Material:
════

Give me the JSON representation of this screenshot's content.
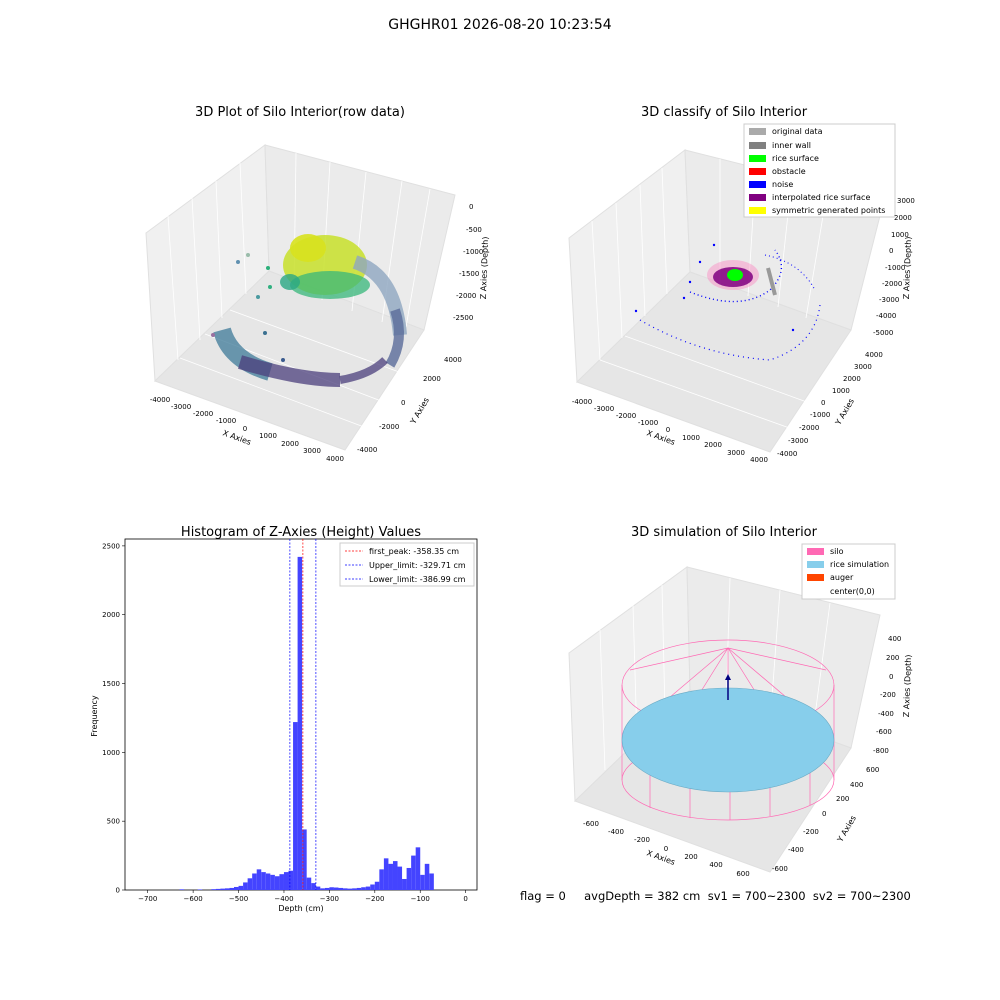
{
  "suptitle": "GHGHR01 2026-08-20 10:23:54",
  "footer": "flag = 0     avgDepth = 382 cm  sv1 = 700~2300  sv2 = 700~2300",
  "chart_data": [
    {
      "type": "scatter3d",
      "title": "3D Plot of Silo Interior(row data)",
      "xlabel": "X Axies",
      "ylabel": "Y Axies",
      "zlabel": "Z Axies (Depth)",
      "x_ticks": [
        "-4000",
        "-3000",
        "-2000",
        "-1000",
        "0",
        "1000",
        "2000",
        "3000",
        "4000"
      ],
      "y_ticks": [
        "-4000",
        "-2000",
        "0",
        "2000",
        "4000"
      ],
      "z_ticks": [
        "0",
        "-500",
        "-1000",
        "-1500",
        "-2000",
        "-2500"
      ],
      "grid": true
    },
    {
      "type": "scatter3d",
      "title": "3D classify of Silo Interior",
      "xlabel": "X Axies",
      "ylabel": "Y Axies",
      "zlabel": "Z Axies (Depth)",
      "x_ticks": [
        "-4000",
        "-3000",
        "-2000",
        "-1000",
        "0",
        "1000",
        "2000",
        "3000",
        "4000"
      ],
      "y_ticks": [
        "-4000",
        "-3000",
        "-2000",
        "-1000",
        "0",
        "1000",
        "2000",
        "3000",
        "4000"
      ],
      "z_ticks": [
        "3000",
        "2000",
        "1000",
        "0",
        "-1000",
        "-2000",
        "-3000",
        "-4000",
        "-5000"
      ],
      "legend": [
        {
          "label": "original data",
          "color": "#aaaaaa"
        },
        {
          "label": "inner wall",
          "color": "#808080"
        },
        {
          "label": "rice surface",
          "color": "#00ff00"
        },
        {
          "label": "obstacle",
          "color": "#ff0000"
        },
        {
          "label": "noise",
          "color": "#0000ff"
        },
        {
          "label": "interpolated rice surface",
          "color": "#800080"
        },
        {
          "label": "symmetric generated points",
          "color": "#ffff00"
        }
      ],
      "legend_position": "top-right",
      "grid": true
    },
    {
      "type": "bar",
      "title": "Histogram of Z-Axies (Height) Values",
      "xlabel": "Depth (cm)",
      "ylabel": "Frequency",
      "xlim": [
        -750,
        25
      ],
      "ylim": [
        0,
        2550
      ],
      "x_ticks": [
        -700,
        -600,
        -500,
        -400,
        -300,
        -200,
        -100,
        0
      ],
      "y_ticks": [
        0,
        500,
        1000,
        1500,
        2000,
        2500
      ],
      "bin_width": 10,
      "bins": [
        {
          "x": -630,
          "v": 5
        },
        {
          "x": -590,
          "v": 4
        },
        {
          "x": -560,
          "v": 6
        },
        {
          "x": -550,
          "v": 8
        },
        {
          "x": -540,
          "v": 10
        },
        {
          "x": -530,
          "v": 12
        },
        {
          "x": -520,
          "v": 15
        },
        {
          "x": -510,
          "v": 22
        },
        {
          "x": -500,
          "v": 30
        },
        {
          "x": -490,
          "v": 55
        },
        {
          "x": -480,
          "v": 85
        },
        {
          "x": -470,
          "v": 120
        },
        {
          "x": -460,
          "v": 150
        },
        {
          "x": -450,
          "v": 130
        },
        {
          "x": -440,
          "v": 120
        },
        {
          "x": -430,
          "v": 110
        },
        {
          "x": -420,
          "v": 100
        },
        {
          "x": -410,
          "v": 115
        },
        {
          "x": -400,
          "v": 130
        },
        {
          "x": -390,
          "v": 140
        },
        {
          "x": -380,
          "v": 1220
        },
        {
          "x": -370,
          "v": 2420
        },
        {
          "x": -360,
          "v": 440
        },
        {
          "x": -350,
          "v": 90
        },
        {
          "x": -340,
          "v": 50
        },
        {
          "x": -330,
          "v": 25
        },
        {
          "x": -320,
          "v": 12
        },
        {
          "x": -310,
          "v": 15
        },
        {
          "x": -300,
          "v": 20
        },
        {
          "x": -290,
          "v": 18
        },
        {
          "x": -280,
          "v": 15
        },
        {
          "x": -270,
          "v": 12
        },
        {
          "x": -260,
          "v": 10
        },
        {
          "x": -250,
          "v": 12
        },
        {
          "x": -240,
          "v": 15
        },
        {
          "x": -230,
          "v": 20
        },
        {
          "x": -220,
          "v": 25
        },
        {
          "x": -210,
          "v": 40
        },
        {
          "x": -200,
          "v": 60
        },
        {
          "x": -190,
          "v": 150
        },
        {
          "x": -180,
          "v": 230
        },
        {
          "x": -170,
          "v": 190
        },
        {
          "x": -160,
          "v": 210
        },
        {
          "x": -150,
          "v": 170
        },
        {
          "x": -140,
          "v": 80
        },
        {
          "x": -130,
          "v": 160
        },
        {
          "x": -120,
          "v": 250
        },
        {
          "x": -110,
          "v": 310
        },
        {
          "x": -100,
          "v": 110
        },
        {
          "x": -90,
          "v": 190
        },
        {
          "x": -80,
          "v": 120
        }
      ],
      "bar_color": "#4444ff",
      "vlines": [
        {
          "x": -358.35,
          "color": "#ff0000",
          "label": "first_peak: -358.35 cm"
        },
        {
          "x": -329.71,
          "color": "#0000ff",
          "label": "Upper_limit: -329.71 cm"
        },
        {
          "x": -386.99,
          "color": "#0000ff",
          "label": "Lower_limit: -386.99 cm"
        }
      ],
      "legend_position": "top-right"
    },
    {
      "type": "surface3d",
      "title": "3D simulation of Silo Interior",
      "xlabel": "X Axies",
      "ylabel": "Y Axies",
      "zlabel": "Z Axies (Depth)",
      "x_ticks": [
        "-600",
        "-400",
        "-200",
        "0",
        "200",
        "400",
        "600"
      ],
      "y_ticks": [
        "-600",
        "-400",
        "-200",
        "0",
        "200",
        "400",
        "600"
      ],
      "z_ticks": [
        "400",
        "200",
        "0",
        "-200",
        "-400",
        "-600",
        "-800"
      ],
      "legend": [
        {
          "label": "silo",
          "color": "#ff69b4"
        },
        {
          "label": "rice simulation",
          "color": "#87ceeb"
        },
        {
          "label": "auger",
          "color": "#ff4500"
        },
        {
          "label": "center(0,0)",
          "color": ""
        }
      ],
      "legend_position": "top-right",
      "grid": true
    }
  ]
}
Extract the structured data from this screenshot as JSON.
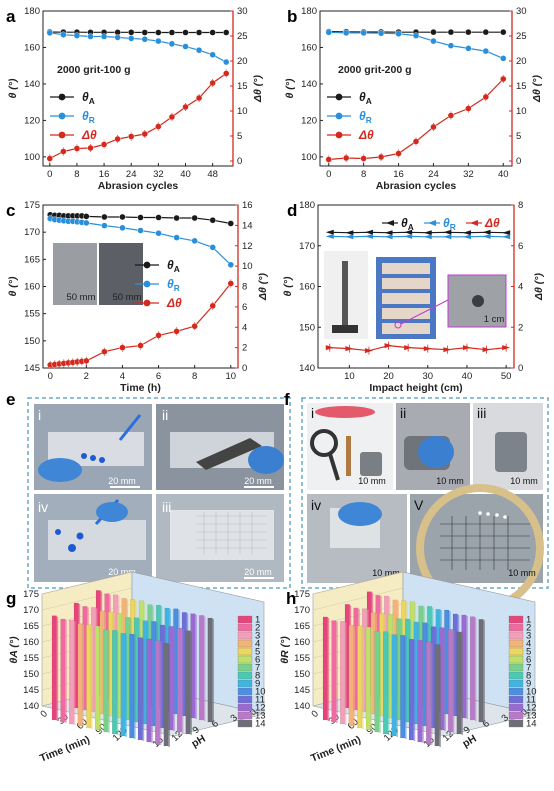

════

Select every line of the material above holding the word "this" and copy it.

Full solution:
Give me the JSON representation of this screenshot's content.
Extract the structured data from this screenshot as JSON.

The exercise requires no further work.